* Work instructions
Copy out each line of the material below that holds the string "врача".
□ □ □
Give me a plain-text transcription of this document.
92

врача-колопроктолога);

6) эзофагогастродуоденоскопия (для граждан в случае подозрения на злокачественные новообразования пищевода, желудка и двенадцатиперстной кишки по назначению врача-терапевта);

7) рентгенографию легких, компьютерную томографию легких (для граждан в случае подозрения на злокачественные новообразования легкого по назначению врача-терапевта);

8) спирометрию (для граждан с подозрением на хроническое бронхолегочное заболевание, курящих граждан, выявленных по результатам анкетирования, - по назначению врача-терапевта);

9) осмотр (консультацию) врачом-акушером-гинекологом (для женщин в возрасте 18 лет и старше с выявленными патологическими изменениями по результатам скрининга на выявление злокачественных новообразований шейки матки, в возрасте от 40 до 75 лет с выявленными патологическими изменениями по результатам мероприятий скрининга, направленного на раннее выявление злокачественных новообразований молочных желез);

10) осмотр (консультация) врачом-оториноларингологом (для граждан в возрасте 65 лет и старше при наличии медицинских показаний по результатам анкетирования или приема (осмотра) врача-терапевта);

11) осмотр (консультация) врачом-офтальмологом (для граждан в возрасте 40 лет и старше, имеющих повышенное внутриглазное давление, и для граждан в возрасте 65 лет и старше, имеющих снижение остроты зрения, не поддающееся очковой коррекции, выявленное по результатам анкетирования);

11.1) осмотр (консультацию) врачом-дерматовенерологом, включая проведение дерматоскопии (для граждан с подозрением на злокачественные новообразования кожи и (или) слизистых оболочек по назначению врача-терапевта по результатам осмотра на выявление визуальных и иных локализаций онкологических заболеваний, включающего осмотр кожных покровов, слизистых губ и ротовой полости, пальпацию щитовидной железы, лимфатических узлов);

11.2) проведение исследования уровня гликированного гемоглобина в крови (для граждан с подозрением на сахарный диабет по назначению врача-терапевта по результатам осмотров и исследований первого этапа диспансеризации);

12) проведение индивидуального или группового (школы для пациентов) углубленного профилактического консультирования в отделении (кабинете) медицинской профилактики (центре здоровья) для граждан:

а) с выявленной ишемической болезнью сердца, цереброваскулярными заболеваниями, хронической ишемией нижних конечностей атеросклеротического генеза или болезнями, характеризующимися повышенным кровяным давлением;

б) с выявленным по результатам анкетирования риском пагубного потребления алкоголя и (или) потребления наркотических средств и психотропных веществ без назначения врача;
□ □ □
* Problem solution
врача-колопроктолога);
6) эзофагогастродуоденоскопия (для граждан в случае подозрения на злокачественные новообразования пищевода, желудка и двенадцатиперстной кишки по назначению врача-терапевта);
7) рентгенографию легких, компьютерную томографию легких (для граждан в случае подозрения на злокачественные новообразования легкого по назначению врача-терапевта);
8) спирометрию (для граждан с подозрением на хроническое бронхолегочное заболевание, курящих граждан, выявленных по результатам анкетирования, - по назначению врача-терапевта);
10) осмотр (консультация) врачом-оториноларингологом (для граждан в возрасте 65 лет и старше при наличии медицинских показаний по результатам анкетирования или приема (осмотра) врача-терапевта);
11.1) осмотр (консультацию) врачом-дерматовенерологом, включая проведение дерматоскопии (для граждан с подозрением на злокачественные новообразования кожи и (или) слизистых оболочек по назначению врача-терапевта по результатам осмотра на выявление визуальных и иных локализаций онкологических заболеваний, включающего осмотр кожных покровов, слизистых губ и ротовой полости, пальпацию щитовидной железы, лимфатических узлов);
11.2) проведение исследования уровня гликированного гемоглобина в крови (для граждан с подозрением на сахарный диабет по назначению врача-терапевта по результатам осмотров и исследований первого этапа диспансеризации);
б) с выявленным по результатам анкетирования риском пагубного потребления алкоголя и (или) потребления наркотических средств и психотропных веществ без назначения врача;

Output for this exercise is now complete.